YOUR TASK: Lines containing the word "false" are the ones to copy from the records below.

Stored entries
>> START
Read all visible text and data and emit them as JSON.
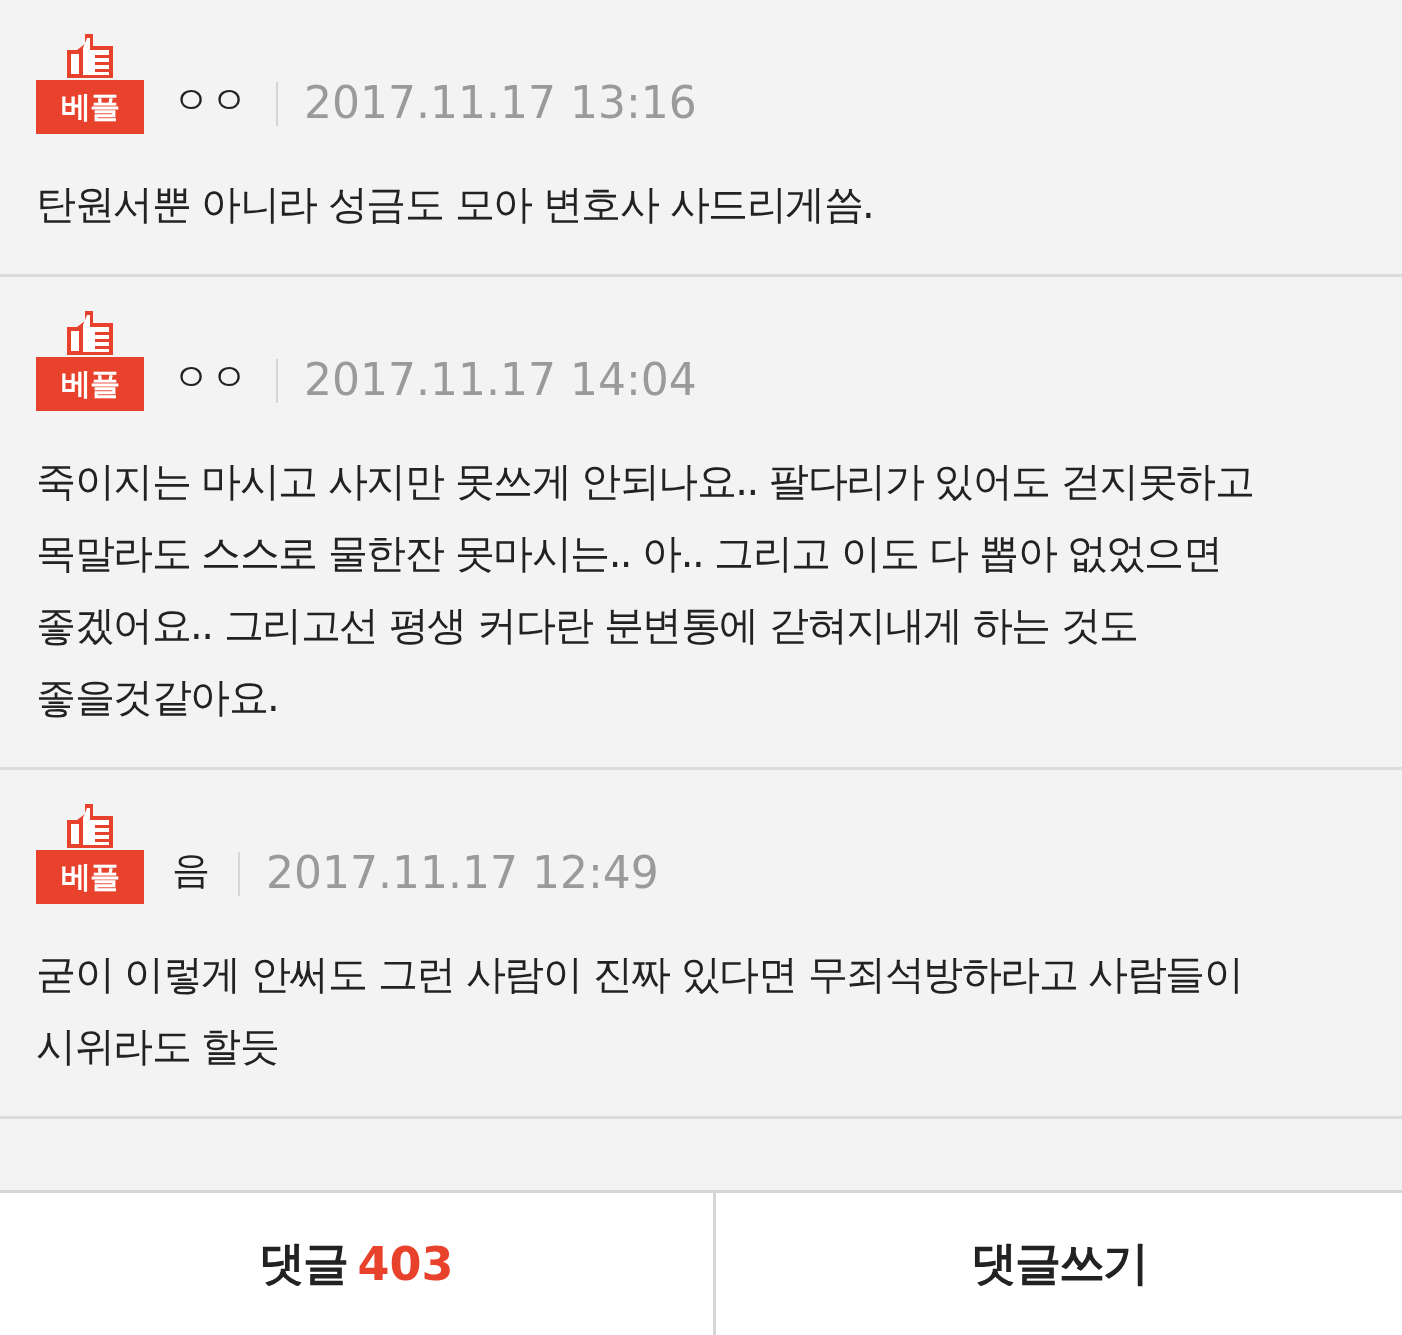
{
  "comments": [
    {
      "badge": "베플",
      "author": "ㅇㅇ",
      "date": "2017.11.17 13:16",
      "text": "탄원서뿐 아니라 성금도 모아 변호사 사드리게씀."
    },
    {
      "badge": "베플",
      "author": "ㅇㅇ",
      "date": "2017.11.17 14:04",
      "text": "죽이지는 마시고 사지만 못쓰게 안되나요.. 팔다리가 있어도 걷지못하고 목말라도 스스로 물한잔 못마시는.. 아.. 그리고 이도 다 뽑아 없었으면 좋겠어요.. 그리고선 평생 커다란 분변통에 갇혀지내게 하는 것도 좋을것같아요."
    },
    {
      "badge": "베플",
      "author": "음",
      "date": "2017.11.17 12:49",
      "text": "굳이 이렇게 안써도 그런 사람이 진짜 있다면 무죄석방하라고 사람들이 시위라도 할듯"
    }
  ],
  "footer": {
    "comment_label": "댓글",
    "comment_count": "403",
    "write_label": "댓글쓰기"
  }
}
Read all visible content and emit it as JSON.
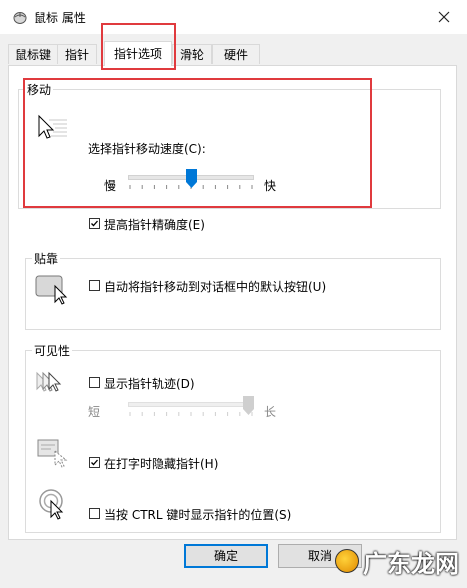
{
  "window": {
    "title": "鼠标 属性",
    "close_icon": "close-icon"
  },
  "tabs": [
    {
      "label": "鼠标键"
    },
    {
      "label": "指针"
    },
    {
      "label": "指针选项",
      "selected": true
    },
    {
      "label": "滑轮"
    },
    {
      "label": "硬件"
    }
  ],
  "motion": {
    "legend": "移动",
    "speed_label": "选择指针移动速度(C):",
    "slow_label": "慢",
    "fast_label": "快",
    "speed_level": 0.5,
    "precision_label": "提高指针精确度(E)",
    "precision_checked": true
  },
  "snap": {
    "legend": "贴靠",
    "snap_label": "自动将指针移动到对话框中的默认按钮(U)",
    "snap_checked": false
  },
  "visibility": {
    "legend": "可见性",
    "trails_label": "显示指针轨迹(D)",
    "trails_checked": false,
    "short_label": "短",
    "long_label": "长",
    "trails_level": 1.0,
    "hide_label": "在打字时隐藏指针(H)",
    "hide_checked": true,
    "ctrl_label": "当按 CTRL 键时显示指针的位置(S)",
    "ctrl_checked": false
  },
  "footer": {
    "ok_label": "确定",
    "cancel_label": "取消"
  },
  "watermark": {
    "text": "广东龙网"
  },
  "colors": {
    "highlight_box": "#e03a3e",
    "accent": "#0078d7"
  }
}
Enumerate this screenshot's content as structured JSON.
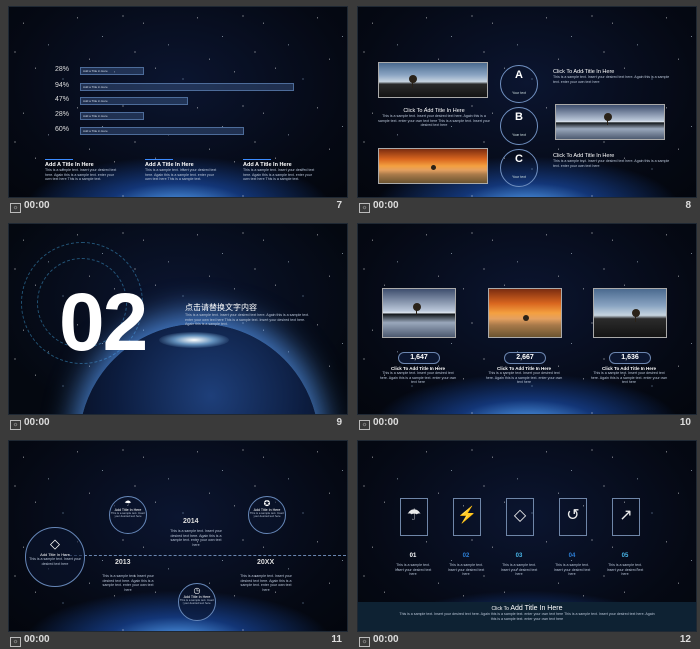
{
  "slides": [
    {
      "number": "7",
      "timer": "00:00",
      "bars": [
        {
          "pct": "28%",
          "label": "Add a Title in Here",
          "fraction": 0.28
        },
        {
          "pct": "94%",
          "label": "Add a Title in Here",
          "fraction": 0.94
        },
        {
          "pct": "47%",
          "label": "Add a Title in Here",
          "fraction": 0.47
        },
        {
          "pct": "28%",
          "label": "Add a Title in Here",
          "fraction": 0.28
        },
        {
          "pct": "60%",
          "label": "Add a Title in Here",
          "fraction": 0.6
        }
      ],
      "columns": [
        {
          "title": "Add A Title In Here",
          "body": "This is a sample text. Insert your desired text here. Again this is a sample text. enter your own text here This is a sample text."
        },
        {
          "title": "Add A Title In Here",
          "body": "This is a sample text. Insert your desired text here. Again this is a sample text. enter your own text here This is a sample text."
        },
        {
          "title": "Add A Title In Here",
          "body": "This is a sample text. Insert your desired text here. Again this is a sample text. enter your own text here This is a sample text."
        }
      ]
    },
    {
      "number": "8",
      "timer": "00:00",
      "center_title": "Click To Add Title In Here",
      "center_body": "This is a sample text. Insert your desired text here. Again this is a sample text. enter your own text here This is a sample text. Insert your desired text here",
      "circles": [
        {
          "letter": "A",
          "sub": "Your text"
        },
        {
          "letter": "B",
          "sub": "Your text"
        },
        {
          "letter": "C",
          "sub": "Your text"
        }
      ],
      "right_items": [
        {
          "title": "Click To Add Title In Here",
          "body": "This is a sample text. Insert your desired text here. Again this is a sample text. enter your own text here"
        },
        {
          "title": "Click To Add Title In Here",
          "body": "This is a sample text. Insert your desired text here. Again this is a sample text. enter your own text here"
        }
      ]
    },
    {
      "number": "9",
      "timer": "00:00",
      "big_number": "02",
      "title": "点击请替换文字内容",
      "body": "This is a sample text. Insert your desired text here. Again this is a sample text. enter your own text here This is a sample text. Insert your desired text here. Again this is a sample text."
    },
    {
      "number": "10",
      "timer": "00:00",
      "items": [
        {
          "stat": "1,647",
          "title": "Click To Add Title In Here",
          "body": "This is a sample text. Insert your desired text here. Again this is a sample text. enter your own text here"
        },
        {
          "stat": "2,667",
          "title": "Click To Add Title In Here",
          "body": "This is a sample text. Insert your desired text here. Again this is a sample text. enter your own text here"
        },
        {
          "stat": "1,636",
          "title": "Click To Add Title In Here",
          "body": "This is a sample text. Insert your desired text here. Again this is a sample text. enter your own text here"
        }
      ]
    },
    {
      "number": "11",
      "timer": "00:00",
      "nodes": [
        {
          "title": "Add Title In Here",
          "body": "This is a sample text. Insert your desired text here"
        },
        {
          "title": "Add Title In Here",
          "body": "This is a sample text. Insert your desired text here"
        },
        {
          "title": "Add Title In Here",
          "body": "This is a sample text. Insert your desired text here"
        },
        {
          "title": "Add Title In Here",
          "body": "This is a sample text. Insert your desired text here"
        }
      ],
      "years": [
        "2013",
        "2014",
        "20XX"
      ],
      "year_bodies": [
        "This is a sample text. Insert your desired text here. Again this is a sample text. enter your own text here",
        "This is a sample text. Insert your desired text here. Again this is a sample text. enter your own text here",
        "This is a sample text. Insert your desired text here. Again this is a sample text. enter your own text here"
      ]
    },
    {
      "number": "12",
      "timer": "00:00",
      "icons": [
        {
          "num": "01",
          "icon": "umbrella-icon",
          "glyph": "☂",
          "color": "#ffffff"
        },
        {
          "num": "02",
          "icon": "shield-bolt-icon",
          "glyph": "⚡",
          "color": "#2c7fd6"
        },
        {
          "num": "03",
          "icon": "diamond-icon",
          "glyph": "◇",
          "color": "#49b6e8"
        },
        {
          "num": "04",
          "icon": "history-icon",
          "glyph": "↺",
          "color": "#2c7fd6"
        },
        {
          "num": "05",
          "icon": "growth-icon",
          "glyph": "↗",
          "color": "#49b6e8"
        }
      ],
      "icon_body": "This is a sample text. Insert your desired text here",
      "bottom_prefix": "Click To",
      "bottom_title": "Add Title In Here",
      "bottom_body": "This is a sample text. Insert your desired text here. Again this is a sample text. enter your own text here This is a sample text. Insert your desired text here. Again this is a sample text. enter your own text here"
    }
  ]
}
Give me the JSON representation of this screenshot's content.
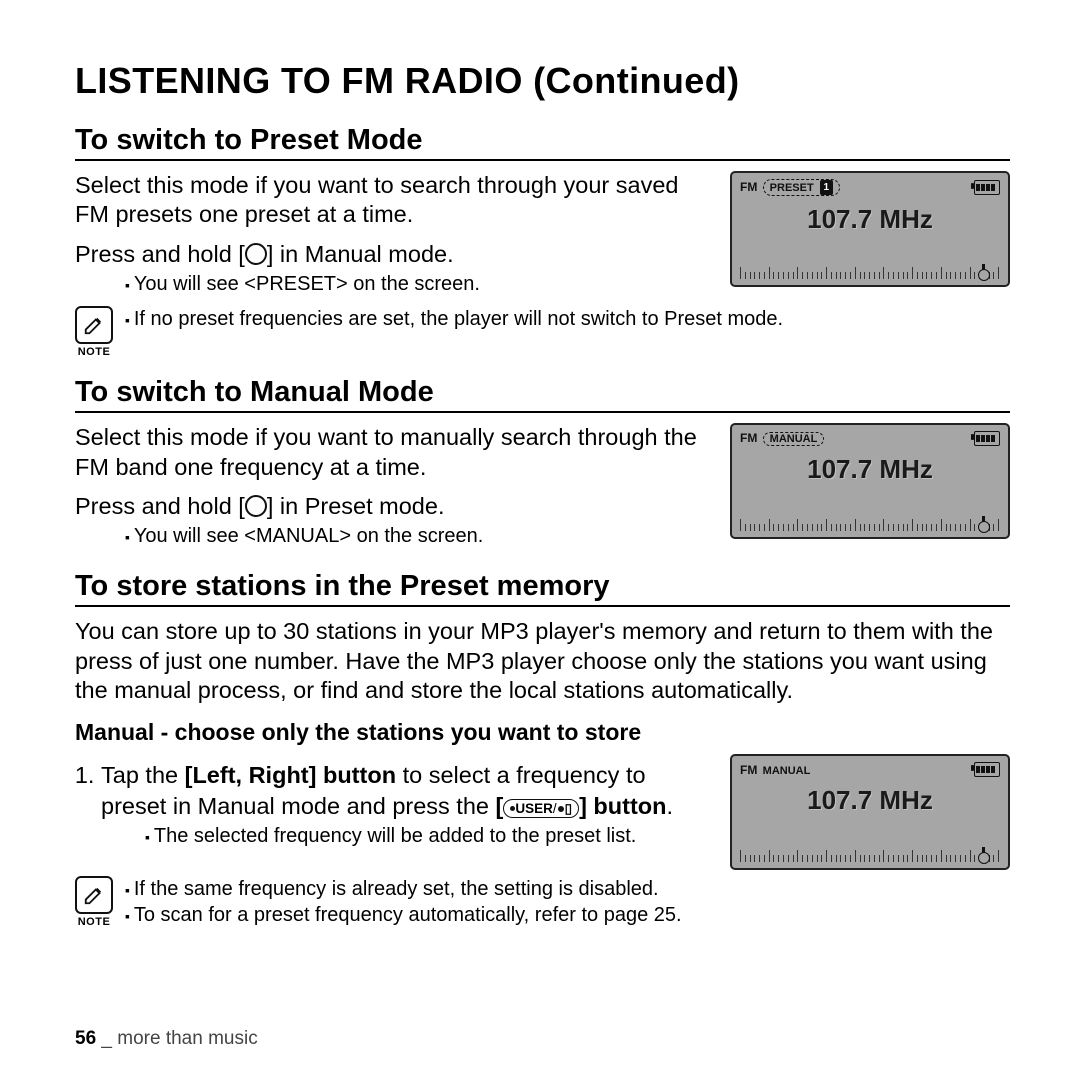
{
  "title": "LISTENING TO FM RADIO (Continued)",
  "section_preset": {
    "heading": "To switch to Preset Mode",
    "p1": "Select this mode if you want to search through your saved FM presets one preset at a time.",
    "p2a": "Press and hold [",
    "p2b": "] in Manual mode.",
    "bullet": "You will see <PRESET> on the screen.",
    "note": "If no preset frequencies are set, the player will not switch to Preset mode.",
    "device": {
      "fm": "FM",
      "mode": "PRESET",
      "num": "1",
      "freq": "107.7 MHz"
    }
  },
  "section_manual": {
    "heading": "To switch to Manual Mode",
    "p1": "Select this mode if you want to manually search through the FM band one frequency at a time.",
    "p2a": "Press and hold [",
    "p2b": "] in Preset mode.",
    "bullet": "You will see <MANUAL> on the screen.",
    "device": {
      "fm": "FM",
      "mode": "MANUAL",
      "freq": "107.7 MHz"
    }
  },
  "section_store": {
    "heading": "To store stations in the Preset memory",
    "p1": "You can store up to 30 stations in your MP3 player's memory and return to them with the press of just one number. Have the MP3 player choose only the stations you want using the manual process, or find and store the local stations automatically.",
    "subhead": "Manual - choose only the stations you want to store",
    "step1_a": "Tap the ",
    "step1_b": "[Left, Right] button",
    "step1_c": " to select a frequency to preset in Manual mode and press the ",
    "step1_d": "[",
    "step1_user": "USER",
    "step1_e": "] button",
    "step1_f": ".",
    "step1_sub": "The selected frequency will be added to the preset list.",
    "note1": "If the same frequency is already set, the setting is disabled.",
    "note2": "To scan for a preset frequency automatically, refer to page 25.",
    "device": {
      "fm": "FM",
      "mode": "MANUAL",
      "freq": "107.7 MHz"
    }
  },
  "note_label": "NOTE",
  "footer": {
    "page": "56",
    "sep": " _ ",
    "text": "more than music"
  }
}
>> END
SOLUTION TO THIS PROBLEM:
    "snap_checked": false
    "trails_checked": false,
    "ctrl_checked": false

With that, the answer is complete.